What is being asked:
Look through the data for the string "relative". Copy every line where it is found.

Figure record listings

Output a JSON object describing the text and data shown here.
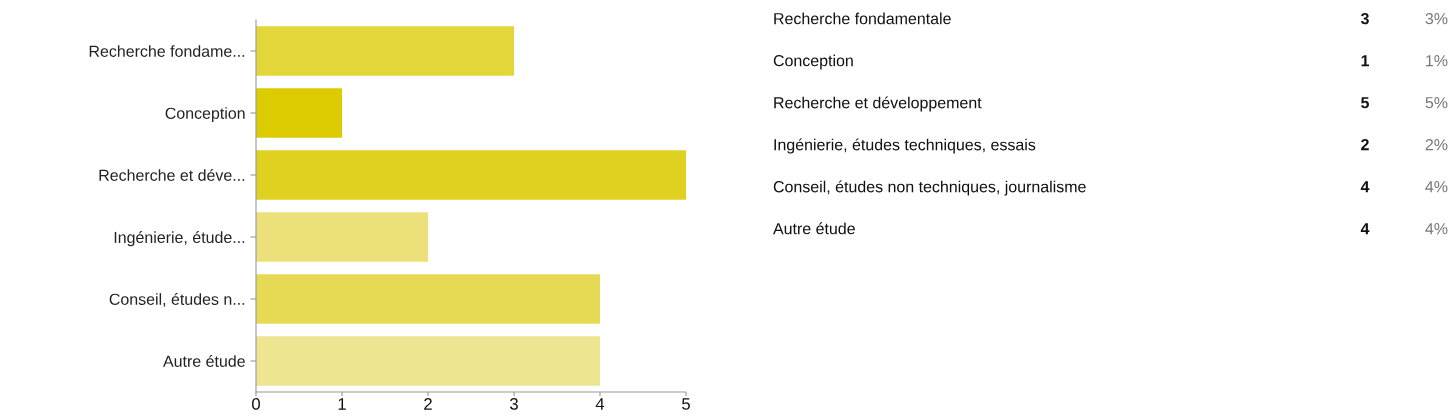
{
  "chart_data": {
    "type": "bar",
    "orientation": "horizontal",
    "categories": [
      "Recherche fondame...",
      "Conception",
      "Recherche et déve...",
      "Ingénierie, étude...",
      "Conseil, études n...",
      "Autre étude"
    ],
    "values": [
      3,
      1,
      5,
      2,
      4,
      4
    ],
    "colors": [
      "#e3d63a",
      "#dccb00",
      "#e0d020",
      "#ebe07a",
      "#e6da55",
      "#ede58f"
    ],
    "xlim": [
      0,
      5
    ],
    "xticks": [
      0,
      1,
      2,
      3,
      4,
      5
    ],
    "grid": false,
    "legend": false,
    "annotations": [
      "Recherche fondamentale",
      "Conception",
      "Recherche et développement",
      "Ingénierie, études techniques, essais",
      "Conseil, études non techniques, journalisme",
      "Autre étude",
      "3",
      "1",
      "5",
      "2",
      "4",
      "4",
      "3%",
      "1%",
      "5%",
      "2%",
      "4%",
      "4%"
    ]
  }
}
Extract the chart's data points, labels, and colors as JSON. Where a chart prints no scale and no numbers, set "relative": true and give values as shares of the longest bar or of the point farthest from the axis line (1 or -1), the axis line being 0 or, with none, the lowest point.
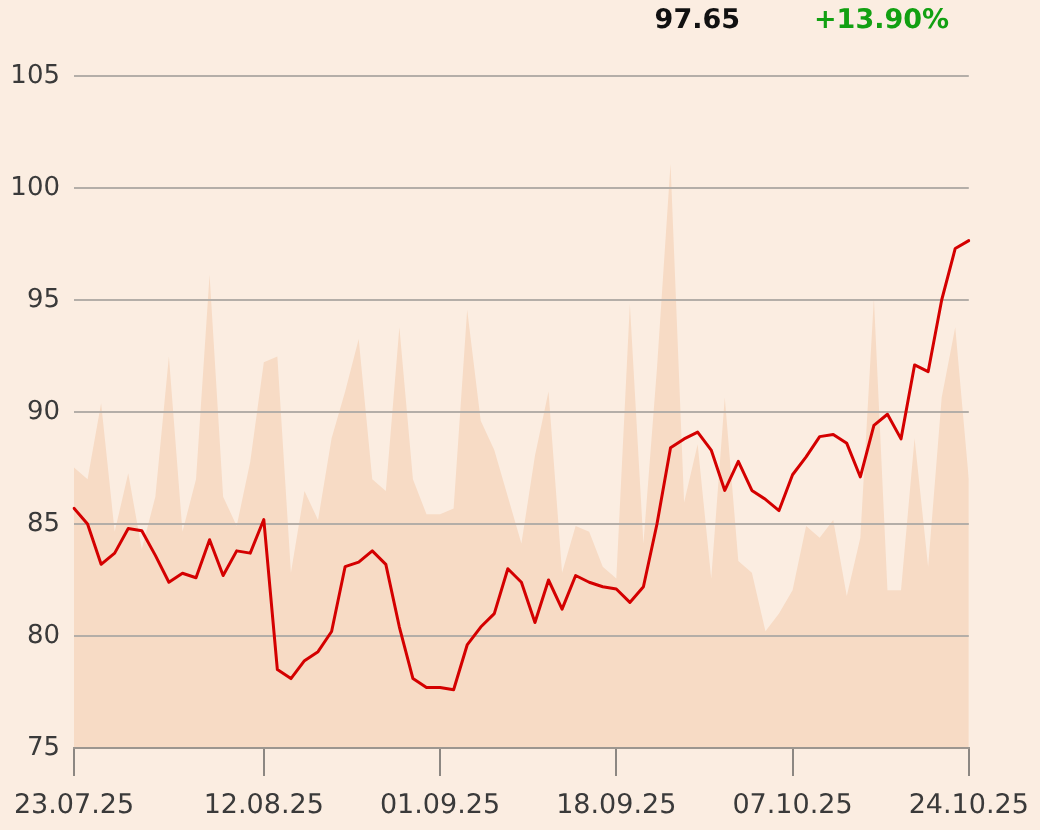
{
  "chart_data": [
    {
      "type": "line",
      "categories": [
        "23.07.25",
        null,
        null,
        null,
        null,
        null,
        null,
        null,
        null,
        null,
        null,
        null,
        null,
        null,
        "12.08.25",
        null,
        null,
        null,
        null,
        null,
        null,
        null,
        null,
        null,
        null,
        null,
        null,
        "01.09.25",
        null,
        null,
        null,
        null,
        null,
        null,
        null,
        null,
        null,
        null,
        null,
        null,
        "18.09.25",
        null,
        null,
        null,
        null,
        null,
        null,
        null,
        null,
        null,
        null,
        null,
        null,
        "07.10.25",
        null,
        null,
        null,
        null,
        null,
        null,
        null,
        null,
        null,
        null,
        null,
        null,
        "24.10.25"
      ],
      "ylim": [
        75,
        105
      ],
      "yticks": [
        75,
        80,
        85,
        90,
        95,
        100,
        105
      ],
      "grid": "y",
      "marker": "none",
      "annotations": [
        "97.65",
        "+13.90%"
      ],
      "color": "#d40000",
      "values": [
        85.7,
        85.0,
        83.2,
        83.7,
        84.8,
        84.7,
        83.6,
        82.4,
        82.8,
        82.6,
        84.3,
        82.7,
        83.8,
        83.7,
        85.2,
        78.5,
        78.1,
        78.9,
        79.3,
        80.2,
        83.1,
        83.3,
        83.8,
        83.2,
        80.4,
        78.1,
        77.7,
        77.7,
        77.6,
        79.6,
        80.4,
        81.0,
        83.0,
        82.4,
        80.6,
        82.5,
        81.2,
        82.7,
        82.4,
        82.2,
        82.1,
        81.5,
        82.2,
        85.0,
        88.4,
        88.8,
        89.1,
        88.3,
        86.5,
        87.8,
        86.5,
        86.1,
        85.6,
        87.2,
        88.0,
        88.9,
        89.0,
        88.6,
        87.1,
        89.4,
        89.9,
        88.8,
        92.1,
        91.8,
        95.0,
        97.3,
        97.65
      ]
    },
    {
      "type": "area",
      "relative": true,
      "categories": [
        null,
        null,
        null,
        null,
        null,
        null,
        null,
        null,
        null,
        null,
        null,
        null,
        null,
        null,
        null,
        null,
        null,
        null,
        null,
        null,
        null,
        null,
        null,
        null,
        null,
        null,
        null,
        null,
        null,
        null,
        null,
        null,
        null,
        null,
        null,
        null,
        null,
        null,
        null,
        null,
        null,
        null,
        null,
        null,
        null,
        null,
        null,
        null,
        null,
        null,
        null,
        null,
        null,
        null,
        null,
        null,
        null,
        null,
        null,
        null,
        null,
        null,
        null,
        null,
        null,
        null,
        null
      ],
      "color": "#f7dbc5",
      "values": [
        0.48,
        0.46,
        0.59,
        0.37,
        0.47,
        0.34,
        0.43,
        0.67,
        0.37,
        0.46,
        0.81,
        0.43,
        0.38,
        0.49,
        0.66,
        0.67,
        0.3,
        0.44,
        0.39,
        0.53,
        0.61,
        0.7,
        0.46,
        0.44,
        0.72,
        0.46,
        0.4,
        0.4,
        0.41,
        0.75,
        0.56,
        0.51,
        0.43,
        0.35,
        0.5,
        0.61,
        0.3,
        0.38,
        0.37,
        0.31,
        0.29,
        0.76,
        0.35,
        0.65,
        1,
        0.42,
        0.52,
        0.29,
        0.6,
        0.32,
        0.3,
        0.2,
        0.23,
        0.27,
        0.38,
        0.36,
        0.39,
        0.26,
        0.36,
        0.77,
        0.27,
        0.27,
        0.53,
        0.31,
        0.6,
        0.72,
        0.46
      ]
    }
  ]
}
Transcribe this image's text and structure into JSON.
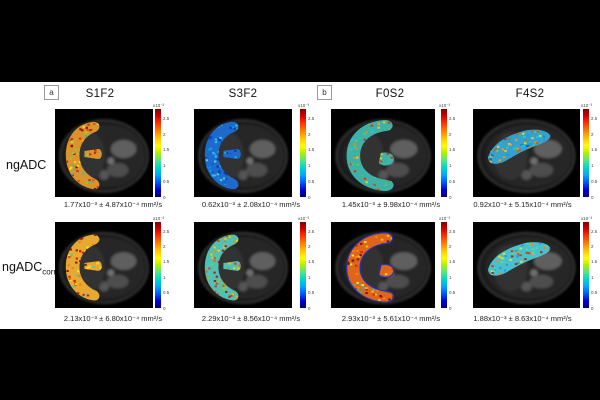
{
  "figure": {
    "panel_a_label": "a",
    "panel_b_label": "b",
    "columns": [
      "S1F2",
      "S3F2",
      "F0S2",
      "F4S2"
    ],
    "rows": [
      {
        "label": "ngADC",
        "sub": ""
      },
      {
        "label": "ngADC",
        "sub": "corr"
      }
    ],
    "colorbar": {
      "top_label": "x10⁻³",
      "ticks": [
        "2.5",
        "2",
        "1.5",
        "1",
        "0.5",
        "0"
      ],
      "max_value": 2.8,
      "colormap": "jet",
      "top_color": "#7f0000",
      "bottom_color": "#00007f"
    },
    "unit": "mm²/s",
    "panels": [
      {
        "caption": "1.77x10⁻³ ± 4.87x10⁻⁴ mm²/s",
        "shape": "c",
        "base": "#e09a30",
        "speckles": [
          "#cc2200",
          "#880000",
          "#ffdd00",
          "#ff8800",
          "#99cc33",
          "#33bbaa",
          "#ee4400"
        ]
      },
      {
        "caption": "0.62x10⁻³ ± 2.08x10⁻⁴ mm²/s",
        "shape": "c",
        "base": "#1e6fd6",
        "speckles": [
          "#0033cc",
          "#0099ee",
          "#33ccee",
          "#00bbcc",
          "#2255dd",
          "#55ddcc",
          "#0044aa"
        ]
      },
      {
        "caption": "1.45x10⁻³ ± 9.98x10⁻⁴ mm²/s",
        "shape": "g",
        "base": "#3fb8b0",
        "speckles": [
          "#ff8800",
          "#dd4400",
          "#ffcc00",
          "#33bb88",
          "#22ccdd",
          "#cc3311",
          "#66cc44"
        ]
      },
      {
        "caption": "0.92x10⁻³ ± 5.15x10⁻⁴ mm²/s",
        "shape": "wedge",
        "base": "#35a8d8",
        "speckles": [
          "#22ccdd",
          "#0066cc",
          "#ff9900",
          "#ffcc33",
          "#33bb99",
          "#dd5500",
          "#2299cc"
        ]
      },
      {
        "caption": "2.13x10⁻³ ± 6.80x10⁻⁴ mm²/s",
        "shape": "c",
        "base": "#f0b035",
        "speckles": [
          "#cc1100",
          "#880000",
          "#ffee00",
          "#ff7700",
          "#ee3300",
          "#44ccbb",
          "#ffaa00"
        ]
      },
      {
        "caption": "2.29x10⁻³ ± 8.56x10⁻⁴ mm²/s",
        "shape": "c",
        "base": "#55c8b8",
        "speckles": [
          "#ff8800",
          "#dd3300",
          "#ffcc00",
          "#33ccdd",
          "#88cc44",
          "#aa1100",
          "#ff5500"
        ]
      },
      {
        "caption": "2.93x10⁻³ ± 5.61x10⁻⁴ mm²/s",
        "shape": "g",
        "base": "#e86818",
        "outline": "#2233bb",
        "speckles": [
          "#990000",
          "#dd2200",
          "#ffcc00",
          "#ff8800",
          "#661100",
          "#33bbaa",
          "#ffee33"
        ]
      },
      {
        "caption": "1.88x10⁻³ ± 8.63x10⁻⁴ mm²/s",
        "shape": "wedge",
        "base": "#4cc8d8",
        "speckles": [
          "#dd3300",
          "#ff8800",
          "#ffdd00",
          "#2299dd",
          "#33ccbb",
          "#aa2200",
          "#55dd99"
        ]
      }
    ]
  }
}
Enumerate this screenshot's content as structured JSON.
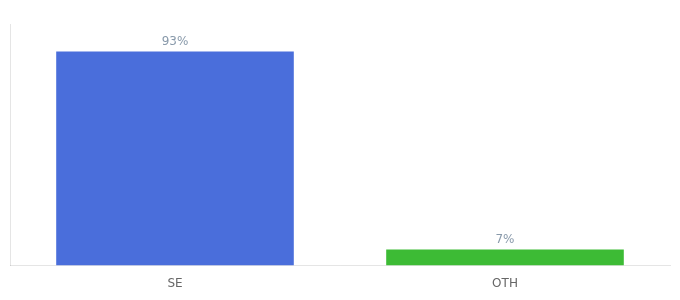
{
  "chart_data": {
    "type": "bar",
    "categories": [
      "SE",
      "OTH"
    ],
    "values": [
      93,
      7
    ],
    "value_labels": [
      "93%",
      "7%"
    ],
    "colors": [
      "#4a6edb",
      "#3dbb35"
    ],
    "ylim": [
      0,
      105
    ],
    "grid": false,
    "data_labels": true,
    "tick_labels": "x"
  }
}
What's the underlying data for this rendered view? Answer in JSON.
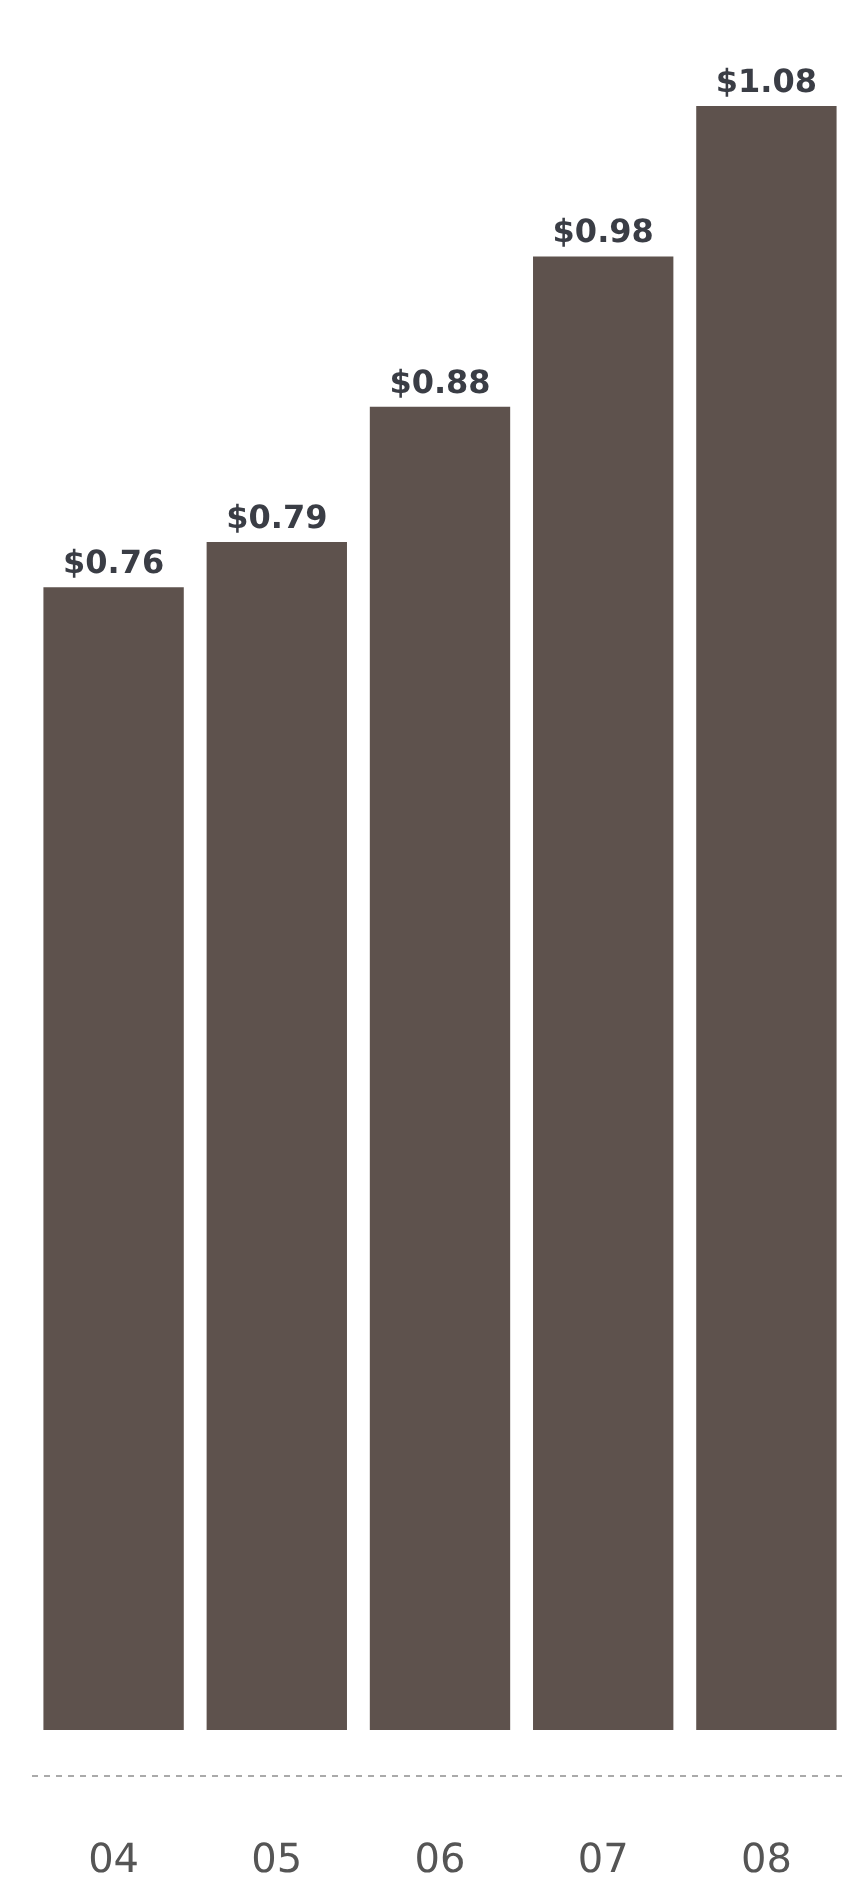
{
  "chart_data": {
    "type": "bar",
    "categories": [
      "04",
      "05",
      "06",
      "07",
      "08"
    ],
    "values": [
      0.76,
      0.79,
      0.88,
      0.98,
      1.08
    ],
    "value_labels": [
      "$0.76",
      "$0.79",
      "$0.88",
      "$0.98",
      "$1.08"
    ],
    "color": "#5e524d",
    "legend": false
  }
}
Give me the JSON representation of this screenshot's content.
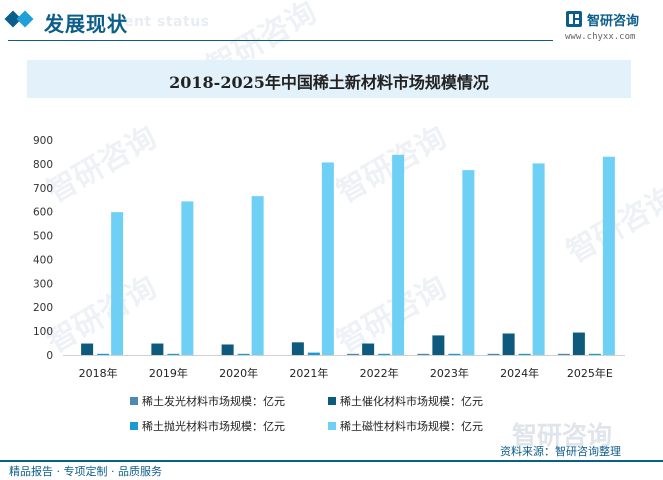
{
  "header": {
    "title": "发展现状",
    "ghost_text": "ent status",
    "brand_name": "智研咨询",
    "brand_url": "www.chyxx.com",
    "brand_color": "#0b5e8a",
    "accent_color": "#1fa0d8",
    "logo_icon": "chyxx-logo-icon"
  },
  "watermark": "智研咨询",
  "source": "资料来源：智研咨询整理",
  "footer": "精品报告 · 专项定制 · 品质服务",
  "chart_data": {
    "type": "bar",
    "title": "2018-2025年中国稀土新材料市场规模情况",
    "xlabel": "",
    "ylabel": "",
    "ylim": [
      0,
      900
    ],
    "yticks": [
      0,
      100,
      200,
      300,
      400,
      500,
      600,
      700,
      800,
      900
    ],
    "grid": false,
    "legend_position": "bottom",
    "categories": [
      "2018年",
      "2019年",
      "2020年",
      "2021年",
      "2022年",
      "2023年",
      "2024年",
      "2025年E"
    ],
    "series": [
      {
        "name": "稀土发光材料市场规模：亿元",
        "color": "#4d8ab1",
        "values": [
          0,
          0,
          0,
          0,
          5,
          5,
          5,
          5
        ]
      },
      {
        "name": "稀土催化材料市场规模：亿元",
        "color": "#0d5a7d",
        "values": [
          48,
          48,
          44,
          53,
          48,
          82,
          90,
          94
        ]
      },
      {
        "name": "稀土抛光材料市场规模：亿元",
        "color": "#1b9ad6",
        "values": [
          5,
          5,
          5,
          10,
          5,
          5,
          5,
          5
        ]
      },
      {
        "name": "稀土磁性材料市场规模：亿元",
        "color": "#6fd0f6",
        "values": [
          598,
          643,
          665,
          806,
          838,
          774,
          802,
          830
        ]
      }
    ]
  }
}
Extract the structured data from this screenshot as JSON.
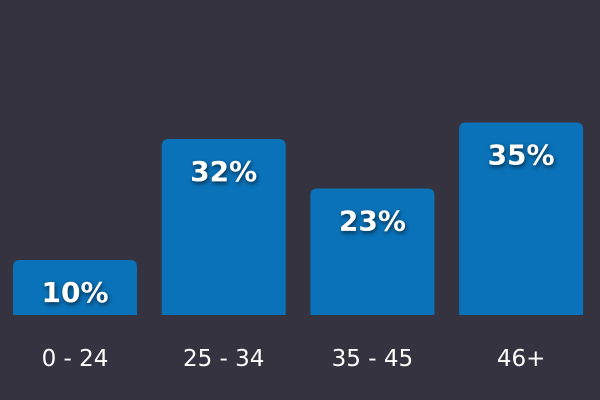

Full solution:
Extract the chart's data points, labels, and colors as JSON. Where a chart prints no scale and no numbers, set "relative": true and give values as shares of the longest bar or of the point farthest from the axis line (1 or -1), the axis line being 0 or, with none, the lowest point.
      "relative": true,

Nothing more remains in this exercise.